- [What you will do] All lines in the data bearing the string "релаксации" should be identified and copied.

- [Records for this task]
━━━━━━━━━━━━━━━━

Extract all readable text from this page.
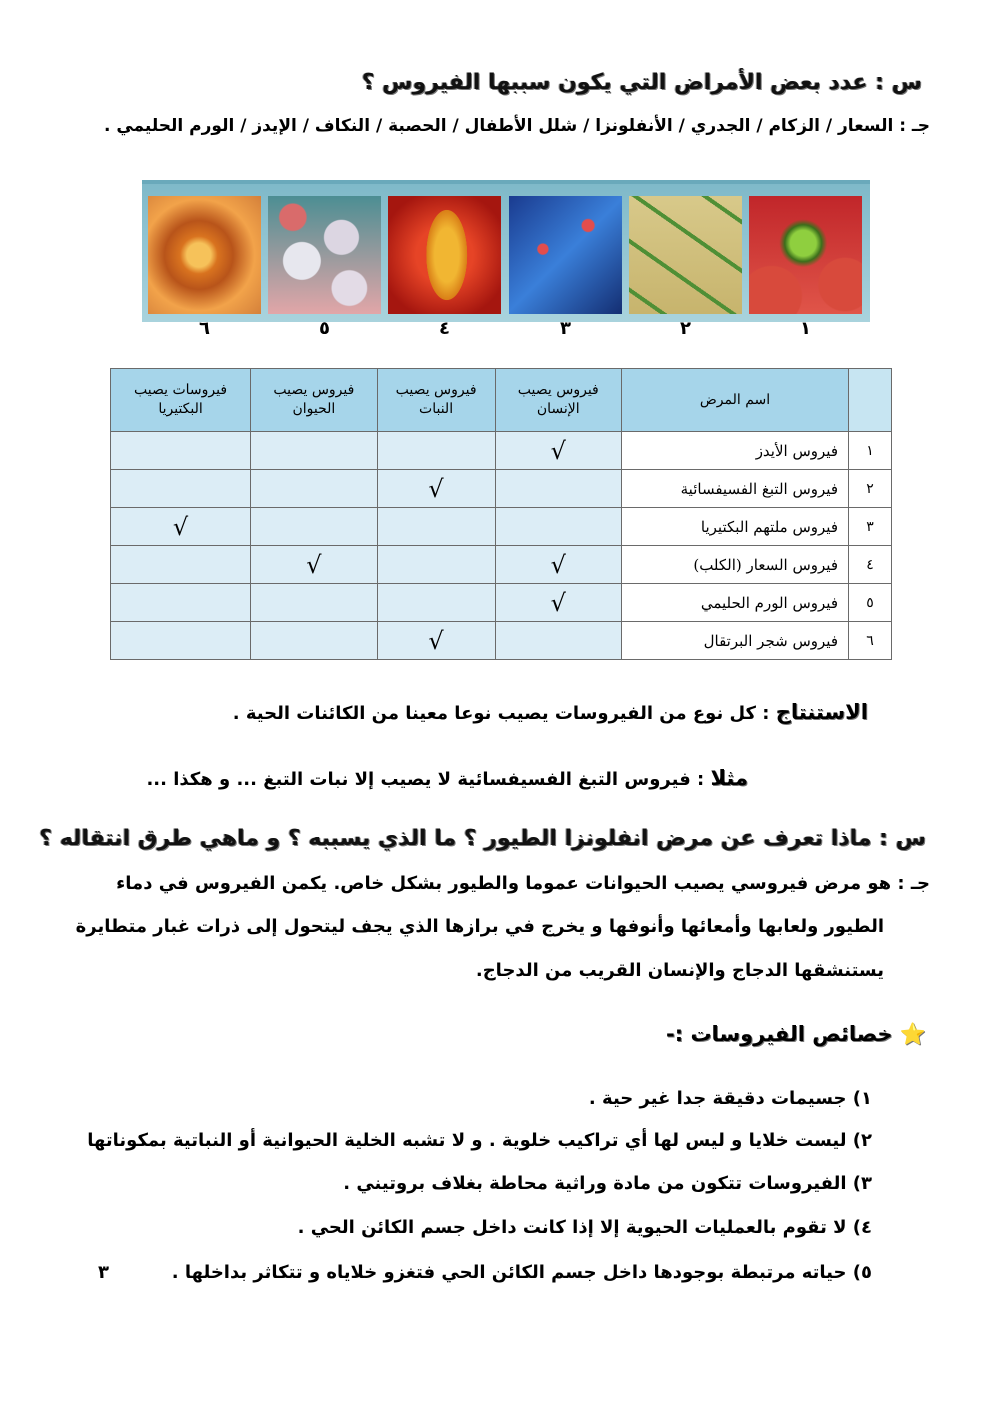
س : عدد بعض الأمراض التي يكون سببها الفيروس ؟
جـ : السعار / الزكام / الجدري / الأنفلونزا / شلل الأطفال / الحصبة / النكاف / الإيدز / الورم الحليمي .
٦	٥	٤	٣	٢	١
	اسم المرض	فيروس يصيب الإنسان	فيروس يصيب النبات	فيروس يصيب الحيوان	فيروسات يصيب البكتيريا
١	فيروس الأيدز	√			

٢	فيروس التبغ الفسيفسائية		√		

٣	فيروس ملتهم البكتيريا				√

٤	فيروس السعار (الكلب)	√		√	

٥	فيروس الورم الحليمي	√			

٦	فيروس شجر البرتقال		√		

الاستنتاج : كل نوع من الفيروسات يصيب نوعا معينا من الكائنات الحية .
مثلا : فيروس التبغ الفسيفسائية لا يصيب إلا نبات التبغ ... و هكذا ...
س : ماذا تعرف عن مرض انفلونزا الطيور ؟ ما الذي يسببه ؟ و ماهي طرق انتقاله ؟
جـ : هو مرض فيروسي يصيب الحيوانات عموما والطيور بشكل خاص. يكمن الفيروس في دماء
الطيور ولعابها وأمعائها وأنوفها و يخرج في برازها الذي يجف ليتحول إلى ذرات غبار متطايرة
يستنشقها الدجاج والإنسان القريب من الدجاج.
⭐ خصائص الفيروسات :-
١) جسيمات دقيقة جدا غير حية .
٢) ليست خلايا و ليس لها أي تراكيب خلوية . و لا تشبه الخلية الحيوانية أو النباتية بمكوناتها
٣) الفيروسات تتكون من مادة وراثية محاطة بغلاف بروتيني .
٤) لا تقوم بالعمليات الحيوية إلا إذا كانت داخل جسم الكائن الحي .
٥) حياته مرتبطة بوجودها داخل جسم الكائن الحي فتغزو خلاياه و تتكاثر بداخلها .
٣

━━━━━━━━━━━━━━━━

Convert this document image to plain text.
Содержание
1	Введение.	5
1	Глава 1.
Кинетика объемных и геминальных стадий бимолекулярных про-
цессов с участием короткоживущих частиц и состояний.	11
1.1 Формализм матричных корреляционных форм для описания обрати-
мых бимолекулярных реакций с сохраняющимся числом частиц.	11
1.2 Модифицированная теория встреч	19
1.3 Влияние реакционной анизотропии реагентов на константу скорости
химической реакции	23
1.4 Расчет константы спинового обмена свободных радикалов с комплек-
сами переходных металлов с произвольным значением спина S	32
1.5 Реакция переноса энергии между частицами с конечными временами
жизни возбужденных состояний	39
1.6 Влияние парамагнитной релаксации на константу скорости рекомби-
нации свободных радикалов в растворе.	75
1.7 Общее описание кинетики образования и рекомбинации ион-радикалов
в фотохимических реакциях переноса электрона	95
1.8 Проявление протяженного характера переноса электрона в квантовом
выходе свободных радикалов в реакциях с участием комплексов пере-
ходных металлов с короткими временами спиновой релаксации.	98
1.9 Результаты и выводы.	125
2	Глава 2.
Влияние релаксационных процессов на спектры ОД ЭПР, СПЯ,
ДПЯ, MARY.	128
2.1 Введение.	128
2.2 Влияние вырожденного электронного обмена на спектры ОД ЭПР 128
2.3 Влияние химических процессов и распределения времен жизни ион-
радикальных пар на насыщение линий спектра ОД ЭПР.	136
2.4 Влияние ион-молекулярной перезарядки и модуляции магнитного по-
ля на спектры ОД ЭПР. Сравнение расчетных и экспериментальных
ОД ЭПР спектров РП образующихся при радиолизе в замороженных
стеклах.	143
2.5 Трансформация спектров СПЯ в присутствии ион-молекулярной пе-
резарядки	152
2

━━━━━━━━━━━━━━━━

- [Complete answer]
1.6 Влияние парамагнитной релаксации на константу скорости рекомби-
ходных металлов с короткими временами спиновой релаксации.	98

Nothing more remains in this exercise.